- **JOB**:
From the records, pick out and copy each line containing "ships".

- **AVAILABLE RECORDS**:

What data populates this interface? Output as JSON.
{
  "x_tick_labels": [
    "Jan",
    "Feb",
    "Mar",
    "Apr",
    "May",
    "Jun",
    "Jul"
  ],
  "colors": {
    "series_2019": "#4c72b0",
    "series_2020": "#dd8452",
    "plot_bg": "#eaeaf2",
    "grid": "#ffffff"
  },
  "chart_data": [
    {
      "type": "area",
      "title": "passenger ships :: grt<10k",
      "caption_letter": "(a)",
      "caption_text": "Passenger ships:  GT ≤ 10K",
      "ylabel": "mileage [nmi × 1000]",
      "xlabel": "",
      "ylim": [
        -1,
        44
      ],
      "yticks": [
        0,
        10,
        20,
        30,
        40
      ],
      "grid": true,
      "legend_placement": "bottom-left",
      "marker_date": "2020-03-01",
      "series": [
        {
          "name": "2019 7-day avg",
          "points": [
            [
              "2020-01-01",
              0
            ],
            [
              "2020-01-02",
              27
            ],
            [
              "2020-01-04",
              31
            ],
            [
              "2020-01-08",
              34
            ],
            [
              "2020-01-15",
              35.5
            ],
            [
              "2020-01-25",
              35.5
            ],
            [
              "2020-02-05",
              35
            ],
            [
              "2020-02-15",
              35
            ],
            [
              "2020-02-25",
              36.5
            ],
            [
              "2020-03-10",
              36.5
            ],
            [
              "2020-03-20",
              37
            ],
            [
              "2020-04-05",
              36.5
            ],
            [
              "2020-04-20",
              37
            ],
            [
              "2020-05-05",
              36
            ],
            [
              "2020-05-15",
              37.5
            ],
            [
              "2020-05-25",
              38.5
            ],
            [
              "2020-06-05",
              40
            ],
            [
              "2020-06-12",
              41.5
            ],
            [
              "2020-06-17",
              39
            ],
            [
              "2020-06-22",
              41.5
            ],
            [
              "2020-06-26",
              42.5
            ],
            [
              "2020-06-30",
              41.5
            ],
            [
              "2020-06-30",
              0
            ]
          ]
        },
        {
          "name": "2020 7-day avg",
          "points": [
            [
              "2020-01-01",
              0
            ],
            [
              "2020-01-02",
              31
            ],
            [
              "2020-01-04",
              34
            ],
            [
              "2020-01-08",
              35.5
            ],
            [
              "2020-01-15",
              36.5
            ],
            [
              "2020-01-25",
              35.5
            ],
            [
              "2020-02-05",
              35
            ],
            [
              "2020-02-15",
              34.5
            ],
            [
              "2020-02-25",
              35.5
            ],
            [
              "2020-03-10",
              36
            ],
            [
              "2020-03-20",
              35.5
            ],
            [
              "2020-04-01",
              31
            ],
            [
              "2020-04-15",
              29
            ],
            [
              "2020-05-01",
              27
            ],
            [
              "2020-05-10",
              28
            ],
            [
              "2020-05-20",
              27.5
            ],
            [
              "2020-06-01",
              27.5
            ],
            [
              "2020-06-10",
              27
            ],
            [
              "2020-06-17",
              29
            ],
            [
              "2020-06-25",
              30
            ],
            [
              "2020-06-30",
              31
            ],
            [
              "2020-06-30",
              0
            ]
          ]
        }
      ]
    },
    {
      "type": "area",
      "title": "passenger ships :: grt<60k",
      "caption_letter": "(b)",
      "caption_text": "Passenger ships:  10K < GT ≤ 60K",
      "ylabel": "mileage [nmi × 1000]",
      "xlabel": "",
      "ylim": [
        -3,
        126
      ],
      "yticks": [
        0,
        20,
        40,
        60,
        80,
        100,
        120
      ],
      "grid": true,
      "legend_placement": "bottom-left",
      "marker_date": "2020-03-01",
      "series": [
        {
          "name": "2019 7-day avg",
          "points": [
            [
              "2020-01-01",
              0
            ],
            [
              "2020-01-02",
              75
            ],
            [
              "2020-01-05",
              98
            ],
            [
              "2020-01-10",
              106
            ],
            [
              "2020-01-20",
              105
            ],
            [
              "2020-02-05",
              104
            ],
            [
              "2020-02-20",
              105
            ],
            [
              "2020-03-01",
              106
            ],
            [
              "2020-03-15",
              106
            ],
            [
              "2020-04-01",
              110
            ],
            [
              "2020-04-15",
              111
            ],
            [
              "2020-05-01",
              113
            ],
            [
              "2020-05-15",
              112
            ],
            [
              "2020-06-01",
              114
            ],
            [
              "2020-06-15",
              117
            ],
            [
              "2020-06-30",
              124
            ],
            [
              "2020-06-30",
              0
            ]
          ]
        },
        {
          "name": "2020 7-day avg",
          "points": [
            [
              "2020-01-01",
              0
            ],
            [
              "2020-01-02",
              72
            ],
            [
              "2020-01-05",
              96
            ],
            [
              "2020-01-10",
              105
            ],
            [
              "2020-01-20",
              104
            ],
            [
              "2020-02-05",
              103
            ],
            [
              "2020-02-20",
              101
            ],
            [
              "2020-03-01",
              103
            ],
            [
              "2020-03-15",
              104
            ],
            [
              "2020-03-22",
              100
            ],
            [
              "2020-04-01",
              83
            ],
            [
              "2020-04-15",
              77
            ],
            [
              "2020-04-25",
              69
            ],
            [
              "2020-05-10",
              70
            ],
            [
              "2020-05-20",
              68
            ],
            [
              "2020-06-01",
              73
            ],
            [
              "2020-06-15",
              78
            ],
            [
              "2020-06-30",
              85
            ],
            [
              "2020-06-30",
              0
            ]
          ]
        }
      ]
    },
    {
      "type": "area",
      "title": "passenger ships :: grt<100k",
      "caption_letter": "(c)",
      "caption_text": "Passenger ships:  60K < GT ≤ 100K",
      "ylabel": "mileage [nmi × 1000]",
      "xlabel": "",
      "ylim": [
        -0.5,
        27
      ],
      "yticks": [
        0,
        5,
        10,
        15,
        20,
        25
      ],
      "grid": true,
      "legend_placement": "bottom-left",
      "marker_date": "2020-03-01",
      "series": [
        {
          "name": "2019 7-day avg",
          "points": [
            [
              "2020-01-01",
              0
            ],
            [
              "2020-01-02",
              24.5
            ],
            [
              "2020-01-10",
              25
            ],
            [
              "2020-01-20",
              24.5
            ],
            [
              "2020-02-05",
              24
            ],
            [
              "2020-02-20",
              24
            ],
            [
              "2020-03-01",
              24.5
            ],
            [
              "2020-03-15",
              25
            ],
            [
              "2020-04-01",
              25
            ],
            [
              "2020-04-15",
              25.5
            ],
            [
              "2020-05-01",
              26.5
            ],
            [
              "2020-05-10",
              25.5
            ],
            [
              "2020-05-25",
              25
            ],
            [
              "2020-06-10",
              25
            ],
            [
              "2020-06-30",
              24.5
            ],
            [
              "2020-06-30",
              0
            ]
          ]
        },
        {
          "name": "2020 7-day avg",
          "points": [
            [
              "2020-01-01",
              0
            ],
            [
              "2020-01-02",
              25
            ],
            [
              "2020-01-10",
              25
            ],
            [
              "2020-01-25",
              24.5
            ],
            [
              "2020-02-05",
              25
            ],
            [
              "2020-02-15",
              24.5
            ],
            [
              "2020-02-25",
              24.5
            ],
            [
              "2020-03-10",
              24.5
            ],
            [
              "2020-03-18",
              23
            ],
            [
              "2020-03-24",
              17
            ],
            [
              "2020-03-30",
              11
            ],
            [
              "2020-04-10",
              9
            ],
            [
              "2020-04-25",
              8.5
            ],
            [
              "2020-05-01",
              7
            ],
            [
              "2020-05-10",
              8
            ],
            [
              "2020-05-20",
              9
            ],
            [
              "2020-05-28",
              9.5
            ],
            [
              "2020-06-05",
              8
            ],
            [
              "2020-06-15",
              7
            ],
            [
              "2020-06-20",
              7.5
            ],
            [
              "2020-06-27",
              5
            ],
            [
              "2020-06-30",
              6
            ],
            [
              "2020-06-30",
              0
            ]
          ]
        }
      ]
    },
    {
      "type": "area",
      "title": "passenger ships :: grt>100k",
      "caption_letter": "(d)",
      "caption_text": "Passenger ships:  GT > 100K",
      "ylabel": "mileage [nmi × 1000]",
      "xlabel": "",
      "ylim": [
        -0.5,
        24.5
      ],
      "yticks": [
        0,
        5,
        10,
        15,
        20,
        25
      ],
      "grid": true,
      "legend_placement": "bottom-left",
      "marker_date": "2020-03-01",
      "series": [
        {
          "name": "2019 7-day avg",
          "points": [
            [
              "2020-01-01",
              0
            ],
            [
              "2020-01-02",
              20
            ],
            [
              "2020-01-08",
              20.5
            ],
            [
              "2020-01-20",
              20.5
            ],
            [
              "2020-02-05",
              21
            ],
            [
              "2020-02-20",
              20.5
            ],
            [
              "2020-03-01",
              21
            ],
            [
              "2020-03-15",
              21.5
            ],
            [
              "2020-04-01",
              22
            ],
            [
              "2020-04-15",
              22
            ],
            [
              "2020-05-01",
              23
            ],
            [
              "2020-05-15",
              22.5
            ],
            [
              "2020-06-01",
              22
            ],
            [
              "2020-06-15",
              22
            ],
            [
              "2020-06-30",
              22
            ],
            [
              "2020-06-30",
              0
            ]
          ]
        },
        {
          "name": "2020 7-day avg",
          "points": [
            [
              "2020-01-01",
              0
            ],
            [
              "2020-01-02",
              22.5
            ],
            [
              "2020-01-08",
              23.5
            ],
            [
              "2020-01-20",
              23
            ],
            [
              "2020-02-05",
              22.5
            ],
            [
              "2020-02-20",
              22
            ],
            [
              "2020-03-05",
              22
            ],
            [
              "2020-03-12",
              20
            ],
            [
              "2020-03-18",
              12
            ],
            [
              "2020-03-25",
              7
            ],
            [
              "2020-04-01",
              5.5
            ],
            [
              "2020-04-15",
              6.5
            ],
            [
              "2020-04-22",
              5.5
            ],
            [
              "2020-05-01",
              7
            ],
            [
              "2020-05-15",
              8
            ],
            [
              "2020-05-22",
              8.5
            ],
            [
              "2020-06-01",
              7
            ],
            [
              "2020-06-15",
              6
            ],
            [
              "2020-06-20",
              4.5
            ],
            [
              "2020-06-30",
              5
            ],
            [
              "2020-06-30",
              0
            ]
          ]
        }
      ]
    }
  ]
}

- **CORRECT RESPONSE**:
      "title": "passenger ships :: grt<10k",
      "caption_text": "Passenger ships:  GT ≤ 10K",
      "title": "passenger ships :: grt<60k",
      "caption_text": "Passenger ships:  10K < GT ≤ 60K",
      "title": "passenger ships :: grt<100k",
      "caption_text": "Passenger ships:  60K < GT ≤ 100K",
      "title": "passenger ships :: grt>100k",
      "caption_text": "Passenger ships:  GT > 100K",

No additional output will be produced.